Materials provided:

○ ○ ○ ○

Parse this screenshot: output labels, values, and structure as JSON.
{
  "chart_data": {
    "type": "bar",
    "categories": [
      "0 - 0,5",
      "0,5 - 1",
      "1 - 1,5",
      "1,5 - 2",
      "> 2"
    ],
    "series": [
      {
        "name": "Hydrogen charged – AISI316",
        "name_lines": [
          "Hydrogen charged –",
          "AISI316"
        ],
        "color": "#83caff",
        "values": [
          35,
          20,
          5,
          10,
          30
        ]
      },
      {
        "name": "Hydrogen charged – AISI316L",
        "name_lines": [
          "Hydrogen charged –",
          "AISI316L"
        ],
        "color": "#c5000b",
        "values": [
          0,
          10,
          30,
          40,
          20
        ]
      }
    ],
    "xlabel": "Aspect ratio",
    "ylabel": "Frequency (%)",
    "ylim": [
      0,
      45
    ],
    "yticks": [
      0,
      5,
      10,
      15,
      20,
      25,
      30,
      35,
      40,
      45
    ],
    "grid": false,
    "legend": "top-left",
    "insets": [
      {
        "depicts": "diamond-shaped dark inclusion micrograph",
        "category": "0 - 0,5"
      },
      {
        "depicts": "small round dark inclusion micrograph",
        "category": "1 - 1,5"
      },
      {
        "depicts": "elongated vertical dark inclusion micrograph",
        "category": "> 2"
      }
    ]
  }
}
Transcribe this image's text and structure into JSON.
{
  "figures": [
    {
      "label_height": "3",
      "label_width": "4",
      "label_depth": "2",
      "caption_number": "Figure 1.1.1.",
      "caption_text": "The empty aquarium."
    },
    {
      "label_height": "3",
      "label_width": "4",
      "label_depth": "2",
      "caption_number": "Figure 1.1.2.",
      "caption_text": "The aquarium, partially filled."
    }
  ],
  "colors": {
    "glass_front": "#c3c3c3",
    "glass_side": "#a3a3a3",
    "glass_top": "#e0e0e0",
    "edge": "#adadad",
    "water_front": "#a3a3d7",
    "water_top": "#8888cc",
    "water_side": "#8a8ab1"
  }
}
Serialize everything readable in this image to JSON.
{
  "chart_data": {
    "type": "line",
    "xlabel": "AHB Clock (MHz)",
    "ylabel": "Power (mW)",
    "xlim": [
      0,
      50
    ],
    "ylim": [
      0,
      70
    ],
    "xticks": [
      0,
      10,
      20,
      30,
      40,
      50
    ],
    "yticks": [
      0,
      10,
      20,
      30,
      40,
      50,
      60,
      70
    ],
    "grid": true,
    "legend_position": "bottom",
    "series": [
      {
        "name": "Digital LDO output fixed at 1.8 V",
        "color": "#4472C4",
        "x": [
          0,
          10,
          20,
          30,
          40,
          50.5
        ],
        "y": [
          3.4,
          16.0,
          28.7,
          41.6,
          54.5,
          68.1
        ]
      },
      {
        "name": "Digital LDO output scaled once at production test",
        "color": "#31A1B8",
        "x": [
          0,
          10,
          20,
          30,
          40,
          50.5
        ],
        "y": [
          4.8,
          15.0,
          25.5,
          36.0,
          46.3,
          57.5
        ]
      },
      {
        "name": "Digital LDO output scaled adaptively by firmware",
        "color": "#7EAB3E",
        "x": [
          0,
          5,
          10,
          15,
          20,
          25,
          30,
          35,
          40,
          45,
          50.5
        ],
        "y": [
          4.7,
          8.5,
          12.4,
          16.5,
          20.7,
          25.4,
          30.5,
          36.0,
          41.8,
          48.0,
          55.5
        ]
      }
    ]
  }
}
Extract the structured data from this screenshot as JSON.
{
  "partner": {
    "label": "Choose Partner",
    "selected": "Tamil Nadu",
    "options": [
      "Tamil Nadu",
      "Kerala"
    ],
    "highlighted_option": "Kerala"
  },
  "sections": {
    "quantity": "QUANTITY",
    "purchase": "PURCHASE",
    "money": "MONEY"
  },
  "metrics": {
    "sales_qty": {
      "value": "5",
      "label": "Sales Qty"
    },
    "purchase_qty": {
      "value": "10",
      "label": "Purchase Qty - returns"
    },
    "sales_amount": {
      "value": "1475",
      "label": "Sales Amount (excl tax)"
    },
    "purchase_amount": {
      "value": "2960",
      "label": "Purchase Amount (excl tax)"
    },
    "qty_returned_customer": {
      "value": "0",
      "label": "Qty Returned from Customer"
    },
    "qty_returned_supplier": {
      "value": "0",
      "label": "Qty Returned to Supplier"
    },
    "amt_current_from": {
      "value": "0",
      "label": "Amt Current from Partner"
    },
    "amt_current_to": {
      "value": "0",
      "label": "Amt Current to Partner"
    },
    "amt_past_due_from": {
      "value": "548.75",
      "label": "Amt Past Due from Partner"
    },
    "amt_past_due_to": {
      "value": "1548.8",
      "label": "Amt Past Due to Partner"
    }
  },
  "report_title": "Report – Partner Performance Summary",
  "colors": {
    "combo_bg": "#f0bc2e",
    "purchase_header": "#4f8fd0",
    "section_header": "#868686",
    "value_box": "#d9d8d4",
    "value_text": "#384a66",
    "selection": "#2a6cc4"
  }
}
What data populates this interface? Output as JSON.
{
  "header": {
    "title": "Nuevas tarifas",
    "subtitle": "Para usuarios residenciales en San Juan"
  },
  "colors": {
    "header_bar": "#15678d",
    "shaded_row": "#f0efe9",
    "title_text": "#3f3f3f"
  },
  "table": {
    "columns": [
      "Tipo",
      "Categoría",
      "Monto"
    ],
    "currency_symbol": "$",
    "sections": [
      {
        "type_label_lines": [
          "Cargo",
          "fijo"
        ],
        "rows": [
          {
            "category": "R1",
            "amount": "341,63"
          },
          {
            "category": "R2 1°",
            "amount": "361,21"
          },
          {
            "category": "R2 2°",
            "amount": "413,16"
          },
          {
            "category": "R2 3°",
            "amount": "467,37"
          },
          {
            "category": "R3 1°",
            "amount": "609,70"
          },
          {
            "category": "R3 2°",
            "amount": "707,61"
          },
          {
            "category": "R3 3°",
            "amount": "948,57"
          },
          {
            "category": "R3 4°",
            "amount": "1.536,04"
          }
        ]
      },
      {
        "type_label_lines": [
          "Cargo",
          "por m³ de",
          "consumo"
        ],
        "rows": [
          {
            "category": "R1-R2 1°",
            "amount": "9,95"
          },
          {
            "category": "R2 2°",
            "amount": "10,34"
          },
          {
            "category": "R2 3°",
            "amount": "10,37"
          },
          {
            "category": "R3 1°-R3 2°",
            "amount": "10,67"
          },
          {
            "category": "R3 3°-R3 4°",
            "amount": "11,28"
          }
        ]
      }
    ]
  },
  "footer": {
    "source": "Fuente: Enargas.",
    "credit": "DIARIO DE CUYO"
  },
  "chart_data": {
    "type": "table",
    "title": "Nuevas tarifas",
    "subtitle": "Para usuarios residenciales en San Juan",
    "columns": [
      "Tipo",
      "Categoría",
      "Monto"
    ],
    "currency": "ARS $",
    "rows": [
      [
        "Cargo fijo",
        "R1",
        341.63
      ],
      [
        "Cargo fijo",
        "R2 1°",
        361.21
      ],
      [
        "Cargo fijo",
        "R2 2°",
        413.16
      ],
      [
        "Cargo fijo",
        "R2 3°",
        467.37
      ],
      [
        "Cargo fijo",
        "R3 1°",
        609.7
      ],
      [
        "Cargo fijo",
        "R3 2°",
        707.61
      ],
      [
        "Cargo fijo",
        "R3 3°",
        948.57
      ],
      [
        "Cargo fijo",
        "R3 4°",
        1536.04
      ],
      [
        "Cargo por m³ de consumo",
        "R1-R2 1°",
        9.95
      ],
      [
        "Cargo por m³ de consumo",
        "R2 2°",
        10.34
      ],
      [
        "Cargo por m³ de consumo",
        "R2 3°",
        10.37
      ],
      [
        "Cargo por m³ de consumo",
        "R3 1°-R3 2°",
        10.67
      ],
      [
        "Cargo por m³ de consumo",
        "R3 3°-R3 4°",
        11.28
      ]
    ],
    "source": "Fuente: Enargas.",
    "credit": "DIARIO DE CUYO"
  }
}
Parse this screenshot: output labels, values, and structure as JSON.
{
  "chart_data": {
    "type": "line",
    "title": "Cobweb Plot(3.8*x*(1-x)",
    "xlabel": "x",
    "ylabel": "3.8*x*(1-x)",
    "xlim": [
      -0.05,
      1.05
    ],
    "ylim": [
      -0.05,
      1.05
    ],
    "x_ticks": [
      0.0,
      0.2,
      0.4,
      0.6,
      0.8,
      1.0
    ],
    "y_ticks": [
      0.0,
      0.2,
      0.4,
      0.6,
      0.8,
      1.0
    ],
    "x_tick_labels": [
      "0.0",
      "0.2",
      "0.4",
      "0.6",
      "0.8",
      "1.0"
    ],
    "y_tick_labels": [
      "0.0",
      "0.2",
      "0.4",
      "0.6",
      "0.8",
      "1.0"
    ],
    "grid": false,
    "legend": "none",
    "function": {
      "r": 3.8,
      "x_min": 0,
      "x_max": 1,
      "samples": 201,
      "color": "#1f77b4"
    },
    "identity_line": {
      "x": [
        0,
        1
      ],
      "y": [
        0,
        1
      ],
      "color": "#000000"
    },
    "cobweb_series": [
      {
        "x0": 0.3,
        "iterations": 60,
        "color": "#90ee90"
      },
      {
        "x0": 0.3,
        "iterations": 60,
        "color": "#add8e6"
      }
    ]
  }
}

○ ○ ○ ○

Directive:
Using the listing above, state the number of lines that hold "dark", with no other text.

Output of the task:
3